### TASK GOAL
Note each line that includes the word "structured". Copy those lines.

### RAW DATA
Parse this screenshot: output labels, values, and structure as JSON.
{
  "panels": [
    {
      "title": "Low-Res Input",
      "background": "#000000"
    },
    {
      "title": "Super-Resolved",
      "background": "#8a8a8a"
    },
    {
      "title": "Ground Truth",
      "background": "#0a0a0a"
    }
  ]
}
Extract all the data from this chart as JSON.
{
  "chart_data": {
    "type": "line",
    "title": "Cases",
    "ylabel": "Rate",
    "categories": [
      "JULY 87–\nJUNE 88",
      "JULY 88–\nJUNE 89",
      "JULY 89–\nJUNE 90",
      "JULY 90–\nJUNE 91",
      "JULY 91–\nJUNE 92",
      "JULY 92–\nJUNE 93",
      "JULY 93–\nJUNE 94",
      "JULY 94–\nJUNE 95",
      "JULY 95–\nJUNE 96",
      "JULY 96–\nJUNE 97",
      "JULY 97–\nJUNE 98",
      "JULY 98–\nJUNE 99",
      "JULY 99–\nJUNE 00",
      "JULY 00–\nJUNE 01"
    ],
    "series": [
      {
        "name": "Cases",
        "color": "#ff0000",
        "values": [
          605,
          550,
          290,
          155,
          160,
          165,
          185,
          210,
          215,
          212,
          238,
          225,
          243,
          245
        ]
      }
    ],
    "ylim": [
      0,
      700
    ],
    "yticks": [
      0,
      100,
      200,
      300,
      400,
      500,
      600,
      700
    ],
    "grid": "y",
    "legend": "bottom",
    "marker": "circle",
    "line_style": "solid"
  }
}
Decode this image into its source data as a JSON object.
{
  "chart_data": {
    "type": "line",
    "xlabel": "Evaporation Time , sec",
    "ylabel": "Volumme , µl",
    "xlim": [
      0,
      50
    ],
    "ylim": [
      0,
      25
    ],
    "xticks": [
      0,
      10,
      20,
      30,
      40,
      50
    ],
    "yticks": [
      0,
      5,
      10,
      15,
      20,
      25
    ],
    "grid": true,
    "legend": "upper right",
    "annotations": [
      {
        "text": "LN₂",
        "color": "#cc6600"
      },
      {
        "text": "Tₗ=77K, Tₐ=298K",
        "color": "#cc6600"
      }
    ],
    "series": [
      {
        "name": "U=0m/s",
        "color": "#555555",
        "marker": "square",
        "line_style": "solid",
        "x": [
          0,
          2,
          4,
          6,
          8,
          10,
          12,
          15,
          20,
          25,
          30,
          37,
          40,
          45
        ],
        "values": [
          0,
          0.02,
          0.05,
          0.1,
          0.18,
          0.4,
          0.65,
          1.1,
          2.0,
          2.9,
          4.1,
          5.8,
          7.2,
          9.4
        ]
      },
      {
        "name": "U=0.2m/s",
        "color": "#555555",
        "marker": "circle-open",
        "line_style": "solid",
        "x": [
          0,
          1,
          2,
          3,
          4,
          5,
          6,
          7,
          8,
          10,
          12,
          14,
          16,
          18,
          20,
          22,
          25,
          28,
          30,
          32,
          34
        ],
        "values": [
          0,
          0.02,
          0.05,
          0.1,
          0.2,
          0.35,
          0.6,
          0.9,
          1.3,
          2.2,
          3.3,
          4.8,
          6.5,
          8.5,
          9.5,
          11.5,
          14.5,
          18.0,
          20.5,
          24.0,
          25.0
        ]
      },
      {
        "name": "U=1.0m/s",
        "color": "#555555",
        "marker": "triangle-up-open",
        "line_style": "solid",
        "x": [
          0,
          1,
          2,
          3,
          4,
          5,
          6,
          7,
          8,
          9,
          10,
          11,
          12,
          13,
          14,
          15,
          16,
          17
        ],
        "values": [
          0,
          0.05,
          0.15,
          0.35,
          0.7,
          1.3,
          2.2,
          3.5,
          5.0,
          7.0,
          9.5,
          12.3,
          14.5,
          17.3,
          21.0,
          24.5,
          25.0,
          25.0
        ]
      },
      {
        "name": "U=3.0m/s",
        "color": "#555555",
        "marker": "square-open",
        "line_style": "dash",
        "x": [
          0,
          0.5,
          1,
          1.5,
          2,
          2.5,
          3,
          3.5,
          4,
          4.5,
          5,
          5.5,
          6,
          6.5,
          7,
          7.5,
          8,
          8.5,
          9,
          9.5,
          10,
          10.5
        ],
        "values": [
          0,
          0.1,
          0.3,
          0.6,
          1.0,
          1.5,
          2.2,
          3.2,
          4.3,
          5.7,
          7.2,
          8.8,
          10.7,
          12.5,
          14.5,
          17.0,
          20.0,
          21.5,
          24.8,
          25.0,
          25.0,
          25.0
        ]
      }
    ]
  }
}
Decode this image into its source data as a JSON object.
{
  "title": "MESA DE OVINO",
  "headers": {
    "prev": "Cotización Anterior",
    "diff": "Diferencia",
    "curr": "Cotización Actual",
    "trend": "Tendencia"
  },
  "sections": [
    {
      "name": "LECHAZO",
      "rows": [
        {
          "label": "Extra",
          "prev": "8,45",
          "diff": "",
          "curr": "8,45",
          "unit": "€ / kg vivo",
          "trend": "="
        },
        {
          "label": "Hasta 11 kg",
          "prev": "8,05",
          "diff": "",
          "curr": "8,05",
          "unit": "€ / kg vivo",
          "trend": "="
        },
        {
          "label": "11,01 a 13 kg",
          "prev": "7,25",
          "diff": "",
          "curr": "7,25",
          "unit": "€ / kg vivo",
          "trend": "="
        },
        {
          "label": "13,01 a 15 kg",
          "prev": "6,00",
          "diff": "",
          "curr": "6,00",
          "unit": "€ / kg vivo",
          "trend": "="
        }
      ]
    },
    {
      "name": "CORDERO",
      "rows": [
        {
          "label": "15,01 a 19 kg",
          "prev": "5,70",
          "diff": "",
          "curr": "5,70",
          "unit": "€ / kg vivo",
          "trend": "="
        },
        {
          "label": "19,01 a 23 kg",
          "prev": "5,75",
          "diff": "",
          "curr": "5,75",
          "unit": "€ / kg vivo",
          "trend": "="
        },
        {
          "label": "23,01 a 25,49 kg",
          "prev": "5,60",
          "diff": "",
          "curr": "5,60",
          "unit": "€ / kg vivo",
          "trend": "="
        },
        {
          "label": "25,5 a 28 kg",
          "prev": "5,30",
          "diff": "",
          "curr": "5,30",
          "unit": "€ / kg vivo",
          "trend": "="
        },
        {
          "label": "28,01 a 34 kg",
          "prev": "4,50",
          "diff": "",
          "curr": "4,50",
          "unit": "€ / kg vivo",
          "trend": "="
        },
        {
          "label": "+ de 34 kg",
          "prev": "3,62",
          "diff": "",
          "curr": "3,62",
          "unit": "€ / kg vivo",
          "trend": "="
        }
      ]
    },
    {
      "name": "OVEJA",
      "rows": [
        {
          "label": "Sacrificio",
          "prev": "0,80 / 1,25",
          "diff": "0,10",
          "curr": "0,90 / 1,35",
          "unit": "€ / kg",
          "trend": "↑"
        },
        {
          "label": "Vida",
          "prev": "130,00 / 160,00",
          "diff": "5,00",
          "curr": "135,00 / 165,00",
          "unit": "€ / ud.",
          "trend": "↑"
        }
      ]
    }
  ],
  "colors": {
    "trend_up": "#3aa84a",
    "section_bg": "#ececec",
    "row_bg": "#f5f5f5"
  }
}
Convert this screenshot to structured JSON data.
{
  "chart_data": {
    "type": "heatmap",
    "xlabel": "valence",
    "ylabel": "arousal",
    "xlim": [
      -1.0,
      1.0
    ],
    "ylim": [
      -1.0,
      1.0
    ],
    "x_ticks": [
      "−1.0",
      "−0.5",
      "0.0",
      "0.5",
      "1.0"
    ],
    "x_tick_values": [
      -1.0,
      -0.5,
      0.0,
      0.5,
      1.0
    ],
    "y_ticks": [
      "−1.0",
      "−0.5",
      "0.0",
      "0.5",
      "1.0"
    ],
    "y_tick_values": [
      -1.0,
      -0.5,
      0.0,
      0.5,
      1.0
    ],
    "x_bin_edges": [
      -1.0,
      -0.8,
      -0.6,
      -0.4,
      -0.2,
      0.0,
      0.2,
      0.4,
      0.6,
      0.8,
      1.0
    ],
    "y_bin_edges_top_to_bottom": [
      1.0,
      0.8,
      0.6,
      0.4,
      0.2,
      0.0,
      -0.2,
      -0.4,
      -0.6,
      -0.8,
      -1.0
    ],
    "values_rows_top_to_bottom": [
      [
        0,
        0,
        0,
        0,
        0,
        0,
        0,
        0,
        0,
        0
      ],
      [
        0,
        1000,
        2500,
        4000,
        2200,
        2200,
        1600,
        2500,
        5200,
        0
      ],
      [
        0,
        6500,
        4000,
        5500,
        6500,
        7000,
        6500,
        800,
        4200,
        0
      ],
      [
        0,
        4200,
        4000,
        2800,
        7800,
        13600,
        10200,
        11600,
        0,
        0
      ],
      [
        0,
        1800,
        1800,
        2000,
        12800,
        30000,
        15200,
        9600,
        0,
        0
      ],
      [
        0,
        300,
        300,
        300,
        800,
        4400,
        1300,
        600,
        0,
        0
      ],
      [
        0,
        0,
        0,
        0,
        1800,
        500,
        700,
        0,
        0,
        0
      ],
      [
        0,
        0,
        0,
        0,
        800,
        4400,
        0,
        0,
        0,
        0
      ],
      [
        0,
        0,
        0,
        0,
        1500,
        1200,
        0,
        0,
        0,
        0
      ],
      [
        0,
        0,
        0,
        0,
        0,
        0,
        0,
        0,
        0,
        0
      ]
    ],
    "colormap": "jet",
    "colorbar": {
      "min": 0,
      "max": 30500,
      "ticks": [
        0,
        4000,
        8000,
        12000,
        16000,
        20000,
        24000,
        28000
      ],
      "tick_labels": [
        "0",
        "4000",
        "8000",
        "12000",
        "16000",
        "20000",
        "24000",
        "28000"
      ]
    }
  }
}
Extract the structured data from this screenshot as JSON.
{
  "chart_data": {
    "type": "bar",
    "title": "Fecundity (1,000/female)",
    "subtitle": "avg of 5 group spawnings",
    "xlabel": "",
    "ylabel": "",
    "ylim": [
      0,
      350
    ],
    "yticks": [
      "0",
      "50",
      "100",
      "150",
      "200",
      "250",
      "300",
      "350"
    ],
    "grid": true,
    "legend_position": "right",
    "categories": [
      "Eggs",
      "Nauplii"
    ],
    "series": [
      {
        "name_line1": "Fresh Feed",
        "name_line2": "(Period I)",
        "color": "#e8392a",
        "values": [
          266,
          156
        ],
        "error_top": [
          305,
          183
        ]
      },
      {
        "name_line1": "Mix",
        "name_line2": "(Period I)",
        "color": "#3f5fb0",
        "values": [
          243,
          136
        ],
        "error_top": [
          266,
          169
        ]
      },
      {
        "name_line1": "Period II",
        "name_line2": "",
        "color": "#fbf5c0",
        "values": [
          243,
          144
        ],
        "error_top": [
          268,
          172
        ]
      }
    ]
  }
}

### REPLY
Convert this screenshot to structured JSON data.
Extract the structured data from this screenshot as JSON.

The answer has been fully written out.